= GIVEN INSTRUCTION =
Print the material below line for line, leaving out the picture.

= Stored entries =
-- Begin --

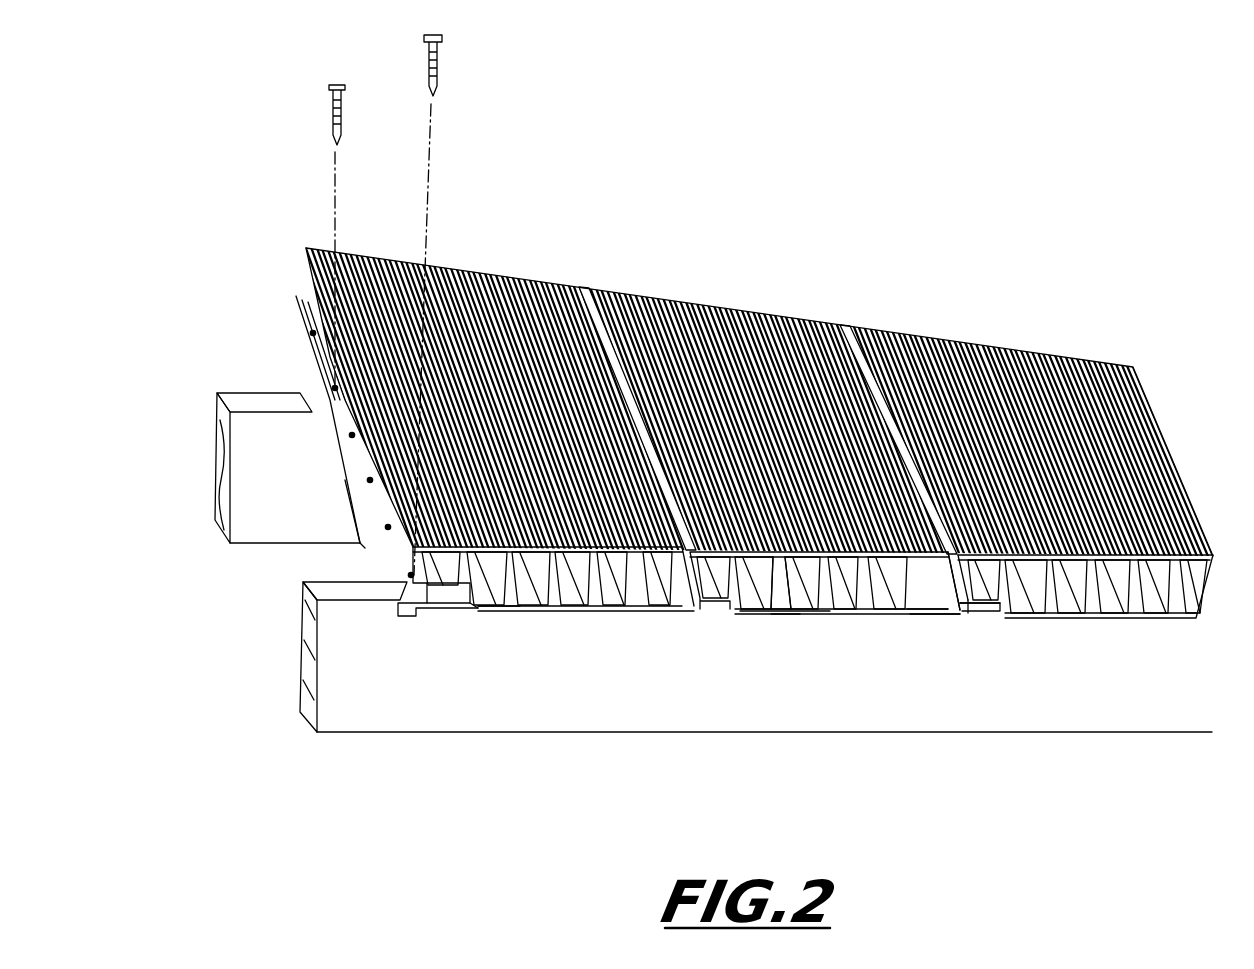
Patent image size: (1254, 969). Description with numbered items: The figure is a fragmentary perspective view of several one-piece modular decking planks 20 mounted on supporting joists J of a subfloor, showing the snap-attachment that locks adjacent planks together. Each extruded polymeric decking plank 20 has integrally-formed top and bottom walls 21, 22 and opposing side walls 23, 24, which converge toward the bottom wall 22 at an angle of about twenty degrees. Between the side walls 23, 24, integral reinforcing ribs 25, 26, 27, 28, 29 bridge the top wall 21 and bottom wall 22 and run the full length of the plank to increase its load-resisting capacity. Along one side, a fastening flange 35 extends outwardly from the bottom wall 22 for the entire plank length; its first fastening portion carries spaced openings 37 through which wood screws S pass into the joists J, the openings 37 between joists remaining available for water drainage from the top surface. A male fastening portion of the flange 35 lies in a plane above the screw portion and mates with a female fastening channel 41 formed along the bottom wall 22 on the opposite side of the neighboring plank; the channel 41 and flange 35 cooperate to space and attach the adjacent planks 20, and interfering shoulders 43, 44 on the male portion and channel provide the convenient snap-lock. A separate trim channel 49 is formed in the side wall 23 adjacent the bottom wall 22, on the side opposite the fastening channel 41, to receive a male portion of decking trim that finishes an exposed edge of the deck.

The decking plank 20 is at (626, 313).
The top wall 21 is at (445, 548).
The bottom wall 22 is at (790, 607).
The side wall 23 is at (423, 606).
The side wall 24 is at (940, 581).
The reinforcing rib 25 is at (750, 580).
The reinforcing rib 26 is at (773, 588).
The reinforcing rib 27 is at (792, 606).
The reinforcing rib 28 is at (820, 591).
The reinforcing rib 29 is at (933, 609).
The fastening flange 35 is at (382, 562).
The spaced openings 37 is at (331, 389).
The female fastening channel 41 is at (915, 591).
The interfering shoulder 43 is at (382, 601).
The interfering shoulder 44 is at (925, 606).
The trim channel 49 is at (487, 607).
The wood screw S is at (428, 77).
The joist J is at (265, 527).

-- End --

= RESPONSE FOR THIS EXERCISE =
Patent image size: (1254, 969). Description with numbered items: The figure is a fragmentary perspective view of several one-piece modular decking planks 20 mounted on supporting joists J of a subfloor, showing the snap-attachment that locks adjacent planks together. Each extruded polymeric decking plank 20 has integrally-formed top and bottom walls 21, 22 and opposing side walls 23, 24, which converge toward the bottom wall 22 at an angle of about twenty degrees. Between the side walls 23, 24, integral reinforcing ribs 25, 26, 27, 28, 29 bridge the top wall 21 and bottom wall 22 and run the full length of the plank to increase its load-resisting capacity. Along one side, a fastening flange 35 extends outwardly from the bottom wall 22 for the entire plank length; its first fastening portion carries spaced openings 37 through which wood screws S pass into the joists J, the openings 37 between joists remaining available for water drainage from the top surface. A male fastening portion of the flange 35 lies in a plane above the screw portion and mates with a female fastening channel 41 formed along the bottom wall 22 on the opposite side of the neighboring plank; the channel 41 and flange 35 cooperate to space and attach the adjacent planks 20, and interfering shoulders 43, 44 on the male portion and channel provide the convenient snap-lock. A separate trim channel 49 is formed in the side wall 23 adjacent the bottom wall 22, on the side opposite the fastening channel 41, to receive a male portion of decking trim that finishes an exposed edge of the deck.

The decking plank 20 is at (626, 313).
The top wall 21 is at (445, 548).
The bottom wall 22 is at (790, 607).
The side wall 23 is at (423, 606).
The side wall 24 is at (940, 581).
The reinforcing rib 25 is at (750, 580).
The reinforcing rib 26 is at (773, 588).
The reinforcing rib 27 is at (792, 606).
The reinforcing rib 28 is at (820, 591).
The reinforcing rib 29 is at (933, 609).
The fastening flange 35 is at (382, 562).
The spaced openings 37 is at (331, 389).
The female fastening channel 41 is at (915, 591).
The interfering shoulder 43 is at (382, 601).
The interfering shoulder 44 is at (925, 606).
The trim channel 49 is at (487, 607).
The wood screw S is at (428, 77).
The joist J is at (265, 527).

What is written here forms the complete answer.